### [TASK OBJECTIVE]
Copy down all of the data underneath, exactly as shown.

### [SUPPLIED DATA]
------------------------------
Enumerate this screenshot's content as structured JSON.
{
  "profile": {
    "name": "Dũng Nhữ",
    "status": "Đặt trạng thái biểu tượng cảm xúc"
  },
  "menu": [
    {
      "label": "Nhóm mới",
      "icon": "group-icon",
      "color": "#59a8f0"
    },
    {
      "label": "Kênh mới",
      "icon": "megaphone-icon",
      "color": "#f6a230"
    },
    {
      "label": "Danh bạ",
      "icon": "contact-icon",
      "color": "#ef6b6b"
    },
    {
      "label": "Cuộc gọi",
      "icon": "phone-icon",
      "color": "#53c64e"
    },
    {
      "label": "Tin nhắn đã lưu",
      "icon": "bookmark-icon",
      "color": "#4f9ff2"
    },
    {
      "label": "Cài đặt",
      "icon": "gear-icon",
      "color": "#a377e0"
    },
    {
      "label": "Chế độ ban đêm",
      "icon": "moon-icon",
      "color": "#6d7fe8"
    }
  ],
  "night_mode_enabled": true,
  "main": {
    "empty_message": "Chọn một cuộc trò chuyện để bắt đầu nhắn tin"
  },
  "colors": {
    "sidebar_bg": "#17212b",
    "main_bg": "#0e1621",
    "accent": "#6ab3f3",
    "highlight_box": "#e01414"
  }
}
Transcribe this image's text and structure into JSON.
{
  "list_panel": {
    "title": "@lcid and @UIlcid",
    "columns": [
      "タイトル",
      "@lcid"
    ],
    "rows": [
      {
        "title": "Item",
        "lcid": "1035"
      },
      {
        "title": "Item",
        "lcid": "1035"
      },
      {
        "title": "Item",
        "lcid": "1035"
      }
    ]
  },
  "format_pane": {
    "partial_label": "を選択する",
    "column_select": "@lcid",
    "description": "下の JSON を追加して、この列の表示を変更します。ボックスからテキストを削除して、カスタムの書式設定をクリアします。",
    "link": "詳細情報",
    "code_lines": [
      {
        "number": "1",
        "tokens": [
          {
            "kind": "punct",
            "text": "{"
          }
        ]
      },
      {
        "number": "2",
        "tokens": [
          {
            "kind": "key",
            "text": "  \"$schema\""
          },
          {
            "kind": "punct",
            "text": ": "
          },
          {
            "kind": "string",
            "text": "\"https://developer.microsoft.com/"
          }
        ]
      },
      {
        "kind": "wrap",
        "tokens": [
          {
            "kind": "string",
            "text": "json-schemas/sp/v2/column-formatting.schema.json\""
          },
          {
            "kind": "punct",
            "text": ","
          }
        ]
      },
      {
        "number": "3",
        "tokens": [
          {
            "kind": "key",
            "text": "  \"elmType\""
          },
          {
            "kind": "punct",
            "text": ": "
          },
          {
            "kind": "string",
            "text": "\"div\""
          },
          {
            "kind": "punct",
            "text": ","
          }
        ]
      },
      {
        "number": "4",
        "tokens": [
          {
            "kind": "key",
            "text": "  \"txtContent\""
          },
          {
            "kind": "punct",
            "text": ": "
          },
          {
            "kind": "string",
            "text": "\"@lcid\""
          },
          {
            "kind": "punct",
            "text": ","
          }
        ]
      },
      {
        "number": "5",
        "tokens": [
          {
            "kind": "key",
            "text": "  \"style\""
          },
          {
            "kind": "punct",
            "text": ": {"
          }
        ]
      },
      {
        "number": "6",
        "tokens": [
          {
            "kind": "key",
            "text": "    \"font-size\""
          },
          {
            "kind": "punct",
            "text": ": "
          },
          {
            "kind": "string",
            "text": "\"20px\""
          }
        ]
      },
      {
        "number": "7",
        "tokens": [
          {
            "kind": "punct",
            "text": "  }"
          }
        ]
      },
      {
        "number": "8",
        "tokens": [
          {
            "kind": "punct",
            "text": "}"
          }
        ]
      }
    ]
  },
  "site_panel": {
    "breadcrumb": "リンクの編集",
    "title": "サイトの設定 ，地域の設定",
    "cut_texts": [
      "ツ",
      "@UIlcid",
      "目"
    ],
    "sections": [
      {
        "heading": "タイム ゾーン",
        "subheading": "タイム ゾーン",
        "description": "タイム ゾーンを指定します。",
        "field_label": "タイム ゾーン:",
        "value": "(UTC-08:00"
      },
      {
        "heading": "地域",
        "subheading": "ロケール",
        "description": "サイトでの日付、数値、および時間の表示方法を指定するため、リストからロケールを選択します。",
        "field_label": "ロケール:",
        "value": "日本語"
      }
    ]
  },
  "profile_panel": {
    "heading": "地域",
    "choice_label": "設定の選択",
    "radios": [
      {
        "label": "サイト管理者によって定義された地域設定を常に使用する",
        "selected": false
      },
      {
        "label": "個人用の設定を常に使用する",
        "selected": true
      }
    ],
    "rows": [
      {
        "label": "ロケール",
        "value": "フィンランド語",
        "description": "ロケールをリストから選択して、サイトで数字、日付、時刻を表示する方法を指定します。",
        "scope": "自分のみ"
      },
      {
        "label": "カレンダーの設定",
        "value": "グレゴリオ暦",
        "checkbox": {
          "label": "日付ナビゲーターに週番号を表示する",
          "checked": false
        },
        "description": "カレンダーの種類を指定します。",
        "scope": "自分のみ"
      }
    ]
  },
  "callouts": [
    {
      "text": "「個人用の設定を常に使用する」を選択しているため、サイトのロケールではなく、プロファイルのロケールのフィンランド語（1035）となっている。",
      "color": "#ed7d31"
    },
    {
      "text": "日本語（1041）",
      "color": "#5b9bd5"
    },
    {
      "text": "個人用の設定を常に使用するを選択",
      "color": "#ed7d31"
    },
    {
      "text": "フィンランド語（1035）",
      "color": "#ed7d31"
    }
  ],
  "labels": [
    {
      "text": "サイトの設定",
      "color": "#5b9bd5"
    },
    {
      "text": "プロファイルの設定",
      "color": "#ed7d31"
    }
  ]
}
------------------------------
### [THE ANSWER]
Enumerate this screenshot's content as structured JSON.
{
  "profile": {
    "name": "Dũng Nhữ",
    "status": "Đặt trạng thái biểu tượng cảm xúc"
  },
  "menu": [
    {
      "label": "Nhóm mới",
      "icon": "group-icon",
      "color": "#59a8f0"
    },
    {
      "label": "Kênh mới",
      "icon": "megaphone-icon",
      "color": "#f6a230"
    },
    {
      "label": "Danh bạ",
      "icon": "contact-icon",
      "color": "#ef6b6b"
    },
    {
      "label": "Cuộc gọi",
      "icon": "phone-icon",
      "color": "#53c64e"
    },
    {
      "label": "Tin nhắn đã lưu",
      "icon": "bookmark-icon",
      "color": "#4f9ff2"
    },
    {
      "label": "Cài đặt",
      "icon": "gear-icon",
      "color": "#a377e0"
    },
    {
      "label": "Chế độ ban đêm",
      "icon": "moon-icon",
      "color": "#6d7fe8"
    }
  ],
  "night_mode_enabled": true,
  "main": {
    "empty_message": "Chọn một cuộc trò chuyện để bắt đầu nhắn tin"
  },
  "colors": {
    "sidebar_bg": "#17212b",
    "main_bg": "#0e1621",
    "accent": "#6ab3f3",
    "highlight_box": "#e01414"
  }
}
Transcribe this image's text and structure into JSON.
{
  "list_panel": {
    "title": "@lcid and @UIlcid",
    "columns": [
      "タイトル",
      "@lcid"
    ],
    "rows": [
      {
        "title": "Item",
        "lcid": "1035"
      },
      {
        "title": "Item",
        "lcid": "1035"
      },
      {
        "title": "Item",
        "lcid": "1035"
      }
    ]
  },
  "format_pane": {
    "partial_label": "を選択する",
    "column_select": "@lcid",
    "description": "下の JSON を追加して、この列の表示を変更します。ボックスからテキストを削除して、カスタムの書式設定をクリアします。",
    "link": "詳細情報",
    "code_lines": [
      {
        "number": "1",
        "tokens": [
          {
            "kind": "punct",
            "text": "{"
          }
        ]
      },
      {
        "number": "2",
        "tokens": [
          {
            "kind": "key",
            "text": "  \"$schema\""
          },
          {
            "kind": "punct",
            "text": ": "
          },
          {
            "kind": "string",
            "text": "\"https://developer.microsoft.com/"
          }
        ]
      },
      {
        "kind": "wrap",
        "tokens": [
          {
            "kind": "string",
            "text": "json-schemas/sp/v2/column-formatting.schema.json\""
          },
          {
            "kind": "punct",
            "text": ","
          }
        ]
      },
      {
        "number": "3",
        "tokens": [
          {
            "kind": "key",
            "text": "  \"elmType\""
          },
          {
            "kind": "punct",
            "text": ": "
          },
          {
            "kind": "string",
            "text": "\"div\""
          },
          {
            "kind": "punct",
            "text": ","
          }
        ]
      },
      {
        "number": "4",
        "tokens": [
          {
            "kind": "key",
            "text": "  \"txtContent\""
          },
          {
            "kind": "punct",
            "text": ": "
          },
          {
            "kind": "string",
            "text": "\"@lcid\""
          },
          {
            "kind": "punct",
            "text": ","
          }
        ]
      },
      {
        "number": "5",
        "tokens": [
          {
            "kind": "key",
            "text": "  \"style\""
          },
          {
            "kind": "punct",
            "text": ": {"
          }
        ]
      },
      {
        "number": "6",
        "tokens": [
          {
            "kind": "key",
            "text": "    \"font-size\""
          },
          {
            "kind": "punct",
            "text": ": "
          },
          {
            "kind": "string",
            "text": "\"20px\""
          }
        ]
      },
      {
        "number": "7",
        "tokens": [
          {
            "kind": "punct",
            "text": "  }"
          }
        ]
      },
      {
        "number": "8",
        "tokens": [
          {
            "kind": "punct",
            "text": "}"
          }
        ]
      }
    ]
  },
  "site_panel": {
    "breadcrumb": "リンクの編集",
    "title": "サイトの設定 ，地域の設定",
    "cut_texts": [
      "ツ",
      "@UIlcid",
      "目"
    ],
    "sections": [
      {
        "heading": "タイム ゾーン",
        "subheading": "タイム ゾーン",
        "description": "タイム ゾーンを指定します。",
        "field_label": "タイム ゾーン:",
        "value": "(UTC-08:00"
      },
      {
        "heading": "地域",
        "subheading": "ロケール",
        "description": "サイトでの日付、数値、および時間の表示方法を指定するため、リストからロケールを選択します。",
        "field_label": "ロケール:",
        "value": "日本語"
      }
    ]
  },
  "profile_panel": {
    "heading": "地域",
    "choice_label": "設定の選択",
    "radios": [
      {
        "label": "サイト管理者によって定義された地域設定を常に使用する",
        "selected": false
      },
      {
        "label": "個人用の設定を常に使用する",
        "selected": true
      }
    ],
    "rows": [
      {
        "label": "ロケール",
        "value": "フィンランド語",
        "description": "ロケールをリストから選択して、サイトで数字、日付、時刻を表示する方法を指定します。",
        "scope": "自分のみ"
      },
      {
        "label": "カレンダーの設定",
        "value": "グレゴリオ暦",
        "checkbox": {
          "label": "日付ナビゲーターに週番号を表示する",
          "checked": false
        },
        "description": "カレンダーの種類を指定します。",
        "scope": "自分のみ"
      }
    ]
  },
  "callouts": [
    {
      "text": "「個人用の設定を常に使用する」を選択しているため、サイトのロケールではなく、プロファイルのロケールのフィンランド語（1035）となっている。",
      "color": "#ed7d31"
    },
    {
      "text": "日本語（1041）",
      "color": "#5b9bd5"
    },
    {
      "text": "個人用の設定を常に使用するを選択",
      "color": "#ed7d31"
    },
    {
      "text": "フィンランド語（1035）",
      "color": "#ed7d31"
    }
  ],
  "labels": [
    {
      "text": "サイトの設定",
      "color": "#5b9bd5"
    },
    {
      "text": "プロファイルの設定",
      "color": "#ed7d31"
    }
  ]
}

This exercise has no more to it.